[Data items]

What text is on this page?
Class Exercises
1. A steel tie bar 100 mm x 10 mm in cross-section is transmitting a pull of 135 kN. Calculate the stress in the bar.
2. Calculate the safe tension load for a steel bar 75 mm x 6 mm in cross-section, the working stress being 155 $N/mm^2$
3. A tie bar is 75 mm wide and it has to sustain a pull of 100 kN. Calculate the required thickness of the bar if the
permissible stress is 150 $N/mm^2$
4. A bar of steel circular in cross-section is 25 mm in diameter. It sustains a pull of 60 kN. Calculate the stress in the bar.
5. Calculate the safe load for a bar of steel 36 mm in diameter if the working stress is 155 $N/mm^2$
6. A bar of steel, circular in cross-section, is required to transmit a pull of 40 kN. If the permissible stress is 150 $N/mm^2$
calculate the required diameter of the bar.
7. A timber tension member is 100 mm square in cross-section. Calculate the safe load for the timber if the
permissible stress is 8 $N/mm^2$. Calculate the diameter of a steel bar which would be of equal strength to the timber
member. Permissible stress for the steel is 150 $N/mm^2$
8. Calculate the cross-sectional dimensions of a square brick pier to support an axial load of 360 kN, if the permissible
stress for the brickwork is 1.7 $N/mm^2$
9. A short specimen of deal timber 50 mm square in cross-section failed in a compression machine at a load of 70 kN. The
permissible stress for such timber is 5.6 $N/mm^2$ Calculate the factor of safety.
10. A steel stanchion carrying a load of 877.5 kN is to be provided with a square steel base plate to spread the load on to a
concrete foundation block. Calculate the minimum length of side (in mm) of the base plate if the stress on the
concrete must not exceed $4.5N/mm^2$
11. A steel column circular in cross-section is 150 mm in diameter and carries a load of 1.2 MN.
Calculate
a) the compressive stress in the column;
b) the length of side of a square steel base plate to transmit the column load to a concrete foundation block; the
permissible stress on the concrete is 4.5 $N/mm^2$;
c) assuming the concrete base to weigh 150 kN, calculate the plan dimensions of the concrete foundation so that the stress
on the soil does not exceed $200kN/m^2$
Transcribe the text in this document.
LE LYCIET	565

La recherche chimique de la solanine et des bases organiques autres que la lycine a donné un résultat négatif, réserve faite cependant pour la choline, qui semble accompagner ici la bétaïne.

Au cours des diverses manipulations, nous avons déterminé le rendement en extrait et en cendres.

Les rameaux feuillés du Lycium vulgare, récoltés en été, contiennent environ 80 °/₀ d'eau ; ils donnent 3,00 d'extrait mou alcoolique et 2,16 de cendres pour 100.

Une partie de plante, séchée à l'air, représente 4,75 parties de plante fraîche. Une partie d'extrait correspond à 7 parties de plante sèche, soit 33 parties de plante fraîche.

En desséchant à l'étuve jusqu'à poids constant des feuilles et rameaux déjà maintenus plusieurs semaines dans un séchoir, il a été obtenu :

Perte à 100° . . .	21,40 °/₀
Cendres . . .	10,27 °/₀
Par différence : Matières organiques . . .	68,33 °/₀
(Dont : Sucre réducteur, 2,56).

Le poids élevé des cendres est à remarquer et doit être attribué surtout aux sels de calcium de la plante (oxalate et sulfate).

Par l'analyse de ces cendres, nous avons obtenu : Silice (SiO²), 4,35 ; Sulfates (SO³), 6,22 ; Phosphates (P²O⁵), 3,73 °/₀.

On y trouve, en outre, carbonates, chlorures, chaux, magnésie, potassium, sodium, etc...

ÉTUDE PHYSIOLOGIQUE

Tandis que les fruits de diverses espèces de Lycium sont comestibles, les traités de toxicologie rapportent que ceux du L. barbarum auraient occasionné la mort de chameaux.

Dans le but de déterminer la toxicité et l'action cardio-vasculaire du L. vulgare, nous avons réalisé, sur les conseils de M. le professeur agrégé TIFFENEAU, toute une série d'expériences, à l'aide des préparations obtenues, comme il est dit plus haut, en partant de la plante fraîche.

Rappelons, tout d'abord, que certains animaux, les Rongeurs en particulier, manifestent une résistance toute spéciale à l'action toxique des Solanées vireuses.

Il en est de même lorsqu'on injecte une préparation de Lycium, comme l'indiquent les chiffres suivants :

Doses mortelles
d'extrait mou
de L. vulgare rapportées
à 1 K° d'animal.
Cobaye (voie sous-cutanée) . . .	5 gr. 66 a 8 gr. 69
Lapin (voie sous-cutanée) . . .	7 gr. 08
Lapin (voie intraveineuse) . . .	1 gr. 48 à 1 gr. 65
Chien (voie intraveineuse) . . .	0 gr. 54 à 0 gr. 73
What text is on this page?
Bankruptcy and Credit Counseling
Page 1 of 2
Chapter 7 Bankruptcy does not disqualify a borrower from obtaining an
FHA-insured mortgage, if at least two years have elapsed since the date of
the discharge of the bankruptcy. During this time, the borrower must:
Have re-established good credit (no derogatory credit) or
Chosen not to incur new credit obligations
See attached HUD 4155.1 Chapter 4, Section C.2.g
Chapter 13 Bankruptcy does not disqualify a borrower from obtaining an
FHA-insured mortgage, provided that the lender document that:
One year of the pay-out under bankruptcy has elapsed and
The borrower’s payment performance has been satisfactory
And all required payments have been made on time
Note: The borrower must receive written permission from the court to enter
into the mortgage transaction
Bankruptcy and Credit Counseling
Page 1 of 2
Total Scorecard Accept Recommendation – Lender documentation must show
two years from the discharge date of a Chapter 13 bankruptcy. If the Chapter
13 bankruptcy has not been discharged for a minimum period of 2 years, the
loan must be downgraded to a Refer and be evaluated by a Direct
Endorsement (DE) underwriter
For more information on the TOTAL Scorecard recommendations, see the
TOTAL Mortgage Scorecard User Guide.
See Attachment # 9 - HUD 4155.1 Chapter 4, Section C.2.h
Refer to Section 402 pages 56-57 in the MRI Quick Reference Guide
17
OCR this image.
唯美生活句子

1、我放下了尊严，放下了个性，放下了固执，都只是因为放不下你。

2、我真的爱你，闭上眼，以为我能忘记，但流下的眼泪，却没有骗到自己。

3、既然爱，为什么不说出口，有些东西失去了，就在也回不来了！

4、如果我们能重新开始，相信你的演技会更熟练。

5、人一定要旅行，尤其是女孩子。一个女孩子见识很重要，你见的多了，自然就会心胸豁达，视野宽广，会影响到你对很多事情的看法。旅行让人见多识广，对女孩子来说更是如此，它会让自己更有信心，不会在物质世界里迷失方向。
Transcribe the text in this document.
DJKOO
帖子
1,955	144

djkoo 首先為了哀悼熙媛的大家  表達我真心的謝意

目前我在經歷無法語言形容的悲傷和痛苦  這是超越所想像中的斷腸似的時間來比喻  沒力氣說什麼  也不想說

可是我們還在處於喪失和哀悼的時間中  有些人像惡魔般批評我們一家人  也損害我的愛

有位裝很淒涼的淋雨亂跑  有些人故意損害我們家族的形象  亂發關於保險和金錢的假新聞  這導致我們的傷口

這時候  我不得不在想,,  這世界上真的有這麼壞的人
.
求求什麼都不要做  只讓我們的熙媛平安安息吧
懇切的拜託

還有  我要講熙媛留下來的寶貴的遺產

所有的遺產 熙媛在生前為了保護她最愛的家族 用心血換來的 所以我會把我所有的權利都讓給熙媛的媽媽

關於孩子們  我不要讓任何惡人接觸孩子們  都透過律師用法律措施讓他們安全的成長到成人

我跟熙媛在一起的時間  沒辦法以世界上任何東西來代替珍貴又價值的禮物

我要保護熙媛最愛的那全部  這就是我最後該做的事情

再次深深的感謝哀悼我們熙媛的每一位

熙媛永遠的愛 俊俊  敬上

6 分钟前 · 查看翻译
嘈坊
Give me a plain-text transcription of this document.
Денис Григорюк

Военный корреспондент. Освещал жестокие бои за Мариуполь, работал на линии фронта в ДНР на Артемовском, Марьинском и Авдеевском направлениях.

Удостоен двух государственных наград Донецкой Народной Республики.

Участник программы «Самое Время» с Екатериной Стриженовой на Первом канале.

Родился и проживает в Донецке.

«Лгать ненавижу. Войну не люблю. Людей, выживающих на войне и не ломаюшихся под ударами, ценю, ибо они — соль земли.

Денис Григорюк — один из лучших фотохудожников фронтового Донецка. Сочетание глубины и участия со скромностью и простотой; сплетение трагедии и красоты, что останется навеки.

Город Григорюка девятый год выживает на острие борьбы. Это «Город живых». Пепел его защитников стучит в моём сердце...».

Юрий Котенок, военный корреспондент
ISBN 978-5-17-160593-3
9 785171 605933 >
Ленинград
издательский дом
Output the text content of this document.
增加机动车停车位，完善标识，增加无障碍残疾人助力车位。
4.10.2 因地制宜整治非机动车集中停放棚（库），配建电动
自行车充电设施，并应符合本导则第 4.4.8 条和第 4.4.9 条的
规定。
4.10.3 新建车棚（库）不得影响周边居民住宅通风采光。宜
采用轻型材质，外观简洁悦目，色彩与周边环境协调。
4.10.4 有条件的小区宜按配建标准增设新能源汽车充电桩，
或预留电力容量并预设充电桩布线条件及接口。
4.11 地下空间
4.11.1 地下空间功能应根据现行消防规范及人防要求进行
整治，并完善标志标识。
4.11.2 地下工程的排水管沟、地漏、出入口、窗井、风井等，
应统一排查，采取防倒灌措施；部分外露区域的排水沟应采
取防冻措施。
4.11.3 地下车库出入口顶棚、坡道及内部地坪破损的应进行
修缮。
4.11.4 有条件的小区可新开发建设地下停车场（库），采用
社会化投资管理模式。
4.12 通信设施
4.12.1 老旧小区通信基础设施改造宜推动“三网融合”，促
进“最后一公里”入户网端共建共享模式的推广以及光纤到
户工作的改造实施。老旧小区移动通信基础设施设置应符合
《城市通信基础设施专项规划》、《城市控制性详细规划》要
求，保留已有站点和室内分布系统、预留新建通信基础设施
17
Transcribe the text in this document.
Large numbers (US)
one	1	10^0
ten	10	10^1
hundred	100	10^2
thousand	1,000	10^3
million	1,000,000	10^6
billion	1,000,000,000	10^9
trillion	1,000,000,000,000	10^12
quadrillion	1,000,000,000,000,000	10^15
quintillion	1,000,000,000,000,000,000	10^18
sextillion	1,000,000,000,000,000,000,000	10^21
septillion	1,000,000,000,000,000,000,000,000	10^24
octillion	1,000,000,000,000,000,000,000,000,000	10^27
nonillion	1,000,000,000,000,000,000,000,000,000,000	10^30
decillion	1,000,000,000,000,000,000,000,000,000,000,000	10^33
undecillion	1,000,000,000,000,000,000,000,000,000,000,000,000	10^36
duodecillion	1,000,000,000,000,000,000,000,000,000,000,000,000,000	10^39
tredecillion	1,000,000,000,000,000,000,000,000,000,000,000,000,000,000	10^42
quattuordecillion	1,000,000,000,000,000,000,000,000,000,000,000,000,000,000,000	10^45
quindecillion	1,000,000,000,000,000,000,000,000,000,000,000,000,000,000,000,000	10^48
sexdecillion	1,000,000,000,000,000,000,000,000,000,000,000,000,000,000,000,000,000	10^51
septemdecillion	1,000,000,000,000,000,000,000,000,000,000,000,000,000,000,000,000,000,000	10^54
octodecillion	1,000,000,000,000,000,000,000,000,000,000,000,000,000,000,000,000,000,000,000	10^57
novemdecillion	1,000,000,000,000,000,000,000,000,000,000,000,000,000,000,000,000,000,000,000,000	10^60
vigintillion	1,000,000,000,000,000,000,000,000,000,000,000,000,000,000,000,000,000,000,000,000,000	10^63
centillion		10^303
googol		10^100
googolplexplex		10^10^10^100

• WORK TO COMPLETE
Gather all lines where the word "side" appears.

• SOLUTION TO THE PROBLEM
concrete foundation block. Calculate the minimum length of side (in mm) of the base plate if the stress on the
b) the length of side of a square steel base plate to transmit the column load to a concrete foundation block; the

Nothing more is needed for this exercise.